• [Task input]:
----------------

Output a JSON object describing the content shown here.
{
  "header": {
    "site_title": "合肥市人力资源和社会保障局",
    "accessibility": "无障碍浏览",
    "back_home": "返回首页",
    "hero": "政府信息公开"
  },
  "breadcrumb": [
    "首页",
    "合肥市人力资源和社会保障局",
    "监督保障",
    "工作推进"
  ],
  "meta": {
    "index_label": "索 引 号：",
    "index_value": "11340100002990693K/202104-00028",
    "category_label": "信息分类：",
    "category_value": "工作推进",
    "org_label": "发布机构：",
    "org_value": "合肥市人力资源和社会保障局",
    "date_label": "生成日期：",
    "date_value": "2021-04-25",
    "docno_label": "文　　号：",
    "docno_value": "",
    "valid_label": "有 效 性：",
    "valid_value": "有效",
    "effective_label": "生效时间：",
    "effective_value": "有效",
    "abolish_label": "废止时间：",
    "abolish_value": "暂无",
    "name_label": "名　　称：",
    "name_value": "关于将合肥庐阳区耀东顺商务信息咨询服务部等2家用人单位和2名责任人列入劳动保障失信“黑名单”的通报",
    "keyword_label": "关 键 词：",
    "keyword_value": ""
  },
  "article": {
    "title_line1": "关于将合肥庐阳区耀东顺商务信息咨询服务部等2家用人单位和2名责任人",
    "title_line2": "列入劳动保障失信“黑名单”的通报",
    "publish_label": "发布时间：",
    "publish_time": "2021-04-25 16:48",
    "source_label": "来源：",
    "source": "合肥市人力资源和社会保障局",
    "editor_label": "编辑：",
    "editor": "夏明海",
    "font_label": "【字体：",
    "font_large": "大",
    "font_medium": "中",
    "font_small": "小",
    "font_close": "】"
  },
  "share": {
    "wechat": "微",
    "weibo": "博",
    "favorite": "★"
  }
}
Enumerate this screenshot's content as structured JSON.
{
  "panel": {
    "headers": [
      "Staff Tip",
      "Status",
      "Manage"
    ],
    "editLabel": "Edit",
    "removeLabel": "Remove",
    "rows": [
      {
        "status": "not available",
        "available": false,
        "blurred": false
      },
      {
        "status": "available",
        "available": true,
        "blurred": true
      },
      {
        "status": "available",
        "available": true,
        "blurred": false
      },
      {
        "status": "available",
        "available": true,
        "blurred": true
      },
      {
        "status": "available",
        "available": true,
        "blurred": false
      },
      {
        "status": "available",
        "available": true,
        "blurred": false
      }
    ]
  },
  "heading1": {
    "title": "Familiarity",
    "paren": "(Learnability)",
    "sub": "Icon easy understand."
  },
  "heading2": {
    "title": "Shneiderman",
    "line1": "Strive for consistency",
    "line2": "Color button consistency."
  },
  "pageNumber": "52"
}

----------------

• [Your task]: Copy only this span: the line that contains "Enumerate this screenshot's", the last line, and every line between them.

• [Result for this task]:
Enumerate this screenshot's content as structured JSON.
{
  "panel": {
    "headers": [
      "Staff Tip",
      "Status",
      "Manage"
    ],
    "editLabel": "Edit",
    "removeLabel": "Remove",
    "rows": [
      {
        "status": "not available",
        "available": false,
        "blurred": false
      },
      {
        "status": "available",
        "available": true,
        "blurred": true
      },
      {
        "status": "available",
        "available": true,
        "blurred": false
      },
      {
        "status": "available",
        "available": true,
        "blurred": true
      },
      {
        "status": "available",
        "available": true,
        "blurred": false
      },
      {
        "status": "available",
        "available": true,
        "blurred": false
      }
    ]
  },
  "heading1": {
    "title": "Familiarity",
    "paren": "(Learnability)",
    "sub": "Icon easy understand."
  },
  "heading2": {
    "title": "Shneiderman",
    "line1": "Strive for consistency",
    "line2": "Color button consistency."
  },
  "pageNumber": "52"
}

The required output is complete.